Figure contents as structured data
** BEGIN **

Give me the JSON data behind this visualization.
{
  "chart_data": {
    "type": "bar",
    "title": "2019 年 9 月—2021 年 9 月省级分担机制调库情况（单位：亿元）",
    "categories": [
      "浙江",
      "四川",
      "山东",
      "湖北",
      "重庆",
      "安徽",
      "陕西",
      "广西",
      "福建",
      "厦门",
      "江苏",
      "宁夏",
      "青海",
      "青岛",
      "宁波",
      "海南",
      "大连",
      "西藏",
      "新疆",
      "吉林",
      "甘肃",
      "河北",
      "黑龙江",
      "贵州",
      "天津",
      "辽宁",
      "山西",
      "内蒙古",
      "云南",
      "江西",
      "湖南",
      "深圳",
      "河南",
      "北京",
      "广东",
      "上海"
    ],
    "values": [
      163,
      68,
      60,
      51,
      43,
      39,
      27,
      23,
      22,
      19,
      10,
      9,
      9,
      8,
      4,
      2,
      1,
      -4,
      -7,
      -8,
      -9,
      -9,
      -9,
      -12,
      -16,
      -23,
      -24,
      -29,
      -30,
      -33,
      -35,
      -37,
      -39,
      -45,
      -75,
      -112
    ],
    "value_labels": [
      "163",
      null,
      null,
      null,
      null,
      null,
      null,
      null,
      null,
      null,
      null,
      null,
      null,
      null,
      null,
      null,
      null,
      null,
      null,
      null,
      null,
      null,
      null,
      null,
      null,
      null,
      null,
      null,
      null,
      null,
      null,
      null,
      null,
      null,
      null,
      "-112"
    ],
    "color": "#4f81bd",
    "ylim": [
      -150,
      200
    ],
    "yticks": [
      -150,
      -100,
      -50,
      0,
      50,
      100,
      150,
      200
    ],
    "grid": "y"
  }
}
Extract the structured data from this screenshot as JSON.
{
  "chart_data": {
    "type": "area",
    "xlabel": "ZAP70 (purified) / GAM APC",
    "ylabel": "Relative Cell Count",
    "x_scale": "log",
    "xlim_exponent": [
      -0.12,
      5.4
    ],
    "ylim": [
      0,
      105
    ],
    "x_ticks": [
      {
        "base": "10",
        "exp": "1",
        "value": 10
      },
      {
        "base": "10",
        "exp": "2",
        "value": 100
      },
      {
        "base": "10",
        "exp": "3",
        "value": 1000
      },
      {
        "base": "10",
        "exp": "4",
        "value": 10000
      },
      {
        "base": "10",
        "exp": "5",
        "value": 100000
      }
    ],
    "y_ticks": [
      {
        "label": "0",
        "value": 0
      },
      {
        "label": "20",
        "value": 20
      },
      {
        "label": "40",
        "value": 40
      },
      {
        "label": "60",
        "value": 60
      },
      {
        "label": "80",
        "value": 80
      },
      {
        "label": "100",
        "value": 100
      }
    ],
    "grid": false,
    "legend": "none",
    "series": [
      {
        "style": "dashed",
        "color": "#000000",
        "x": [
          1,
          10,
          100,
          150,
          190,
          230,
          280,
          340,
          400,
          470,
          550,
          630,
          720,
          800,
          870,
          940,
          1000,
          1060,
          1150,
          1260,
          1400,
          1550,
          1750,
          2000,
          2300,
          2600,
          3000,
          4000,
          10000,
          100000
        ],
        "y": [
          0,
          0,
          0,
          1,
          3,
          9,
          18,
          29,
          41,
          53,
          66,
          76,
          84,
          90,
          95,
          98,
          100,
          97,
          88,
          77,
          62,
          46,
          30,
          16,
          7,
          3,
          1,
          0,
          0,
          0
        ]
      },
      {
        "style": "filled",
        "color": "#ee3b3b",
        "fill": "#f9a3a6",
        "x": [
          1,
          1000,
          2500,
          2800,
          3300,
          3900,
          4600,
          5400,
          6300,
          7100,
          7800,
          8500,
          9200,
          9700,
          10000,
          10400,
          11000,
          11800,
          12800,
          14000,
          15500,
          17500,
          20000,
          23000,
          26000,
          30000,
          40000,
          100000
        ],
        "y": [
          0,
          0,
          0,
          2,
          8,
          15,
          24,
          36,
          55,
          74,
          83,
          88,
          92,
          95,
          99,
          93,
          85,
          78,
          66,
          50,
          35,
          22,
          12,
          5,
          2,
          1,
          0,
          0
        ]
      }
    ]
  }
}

** END **

# Objective:
Reproduce the whole listing word for word.

# Final result:
Give me the JSON data behind this visualization.
{
  "chart_data": {
    "type": "bar",
    "title": "2019 年 9 月—2021 年 9 月省级分担机制调库情况（单位：亿元）",
    "categories": [
      "浙江",
      "四川",
      "山东",
      "湖北",
      "重庆",
      "安徽",
      "陕西",
      "广西",
      "福建",
      "厦门",
      "江苏",
      "宁夏",
      "青海",
      "青岛",
      "宁波",
      "海南",
      "大连",
      "西藏",
      "新疆",
      "吉林",
      "甘肃",
      "河北",
      "黑龙江",
      "贵州",
      "天津",
      "辽宁",
      "山西",
      "内蒙古",
      "云南",
      "江西",
      "湖南",
      "深圳",
      "河南",
      "北京",
      "广东",
      "上海"
    ],
    "values": [
      163,
      68,
      60,
      51,
      43,
      39,
      27,
      23,
      22,
      19,
      10,
      9,
      9,
      8,
      4,
      2,
      1,
      -4,
      -7,
      -8,
      -9,
      -9,
      -9,
      -12,
      -16,
      -23,
      -24,
      -29,
      -30,
      -33,
      -35,
      -37,
      -39,
      -45,
      -75,
      -112
    ],
    "value_labels": [
      "163",
      null,
      null,
      null,
      null,
      null,
      null,
      null,
      null,
      null,
      null,
      null,
      null,
      null,
      null,
      null,
      null,
      null,
      null,
      null,
      null,
      null,
      null,
      null,
      null,
      null,
      null,
      null,
      null,
      null,
      null,
      null,
      null,
      null,
      null,
      "-112"
    ],
    "color": "#4f81bd",
    "ylim": [
      -150,
      200
    ],
    "yticks": [
      -150,
      -100,
      -50,
      0,
      50,
      100,
      150,
      200
    ],
    "grid": "y"
  }
}
Extract the structured data from this screenshot as JSON.
{
  "chart_data": {
    "type": "area",
    "xlabel": "ZAP70 (purified) / GAM APC",
    "ylabel": "Relative Cell Count",
    "x_scale": "log",
    "xlim_exponent": [
      -0.12,
      5.4
    ],
    "ylim": [
      0,
      105
    ],
    "x_ticks": [
      {
        "base": "10",
        "exp": "1",
        "value": 10
      },
      {
        "base": "10",
        "exp": "2",
        "value": 100
      },
      {
        "base": "10",
        "exp": "3",
        "value": 1000
      },
      {
        "base": "10",
        "exp": "4",
        "value": 10000
      },
      {
        "base": "10",
        "exp": "5",
        "value": 100000
      }
    ],
    "y_ticks": [
      {
        "label": "0",
        "value": 0
      },
      {
        "label": "20",
        "value": 20
      },
      {
        "label": "40",
        "value": 40
      },
      {
        "label": "60",
        "value": 60
      },
      {
        "label": "80",
        "value": 80
      },
      {
        "label": "100",
        "value": 100
      }
    ],
    "grid": false,
    "legend": "none",
    "series": [
      {
        "style": "dashed",
        "color": "#000000",
        "x": [
          1,
          10,
          100,
          150,
          190,
          230,
          280,
          340,
          400,
          470,
          550,
          630,
          720,
          800,
          870,
          940,
          1000,
          1060,
          1150,
          1260,
          1400,
          1550,
          1750,
          2000,
          2300,
          2600,
          3000,
          4000,
          10000,
          100000
        ],
        "y": [
          0,
          0,
          0,
          1,
          3,
          9,
          18,
          29,
          41,
          53,
          66,
          76,
          84,
          90,
          95,
          98,
          100,
          97,
          88,
          77,
          62,
          46,
          30,
          16,
          7,
          3,
          1,
          0,
          0,
          0
        ]
      },
      {
        "style": "filled",
        "color": "#ee3b3b",
        "fill": "#f9a3a6",
        "x": [
          1,
          1000,
          2500,
          2800,
          3300,
          3900,
          4600,
          5400,
          6300,
          7100,
          7800,
          8500,
          9200,
          9700,
          10000,
          10400,
          11000,
          11800,
          12800,
          14000,
          15500,
          17500,
          20000,
          23000,
          26000,
          30000,
          40000,
          100000
        ],
        "y": [
          0,
          0,
          0,
          2,
          8,
          15,
          24,
          36,
          55,
          74,
          83,
          88,
          92,
          95,
          99,
          93,
          85,
          78,
          66,
          50,
          35,
          22,
          12,
          5,
          2,
          1,
          0,
          0
        ]
      }
    ]
  }
}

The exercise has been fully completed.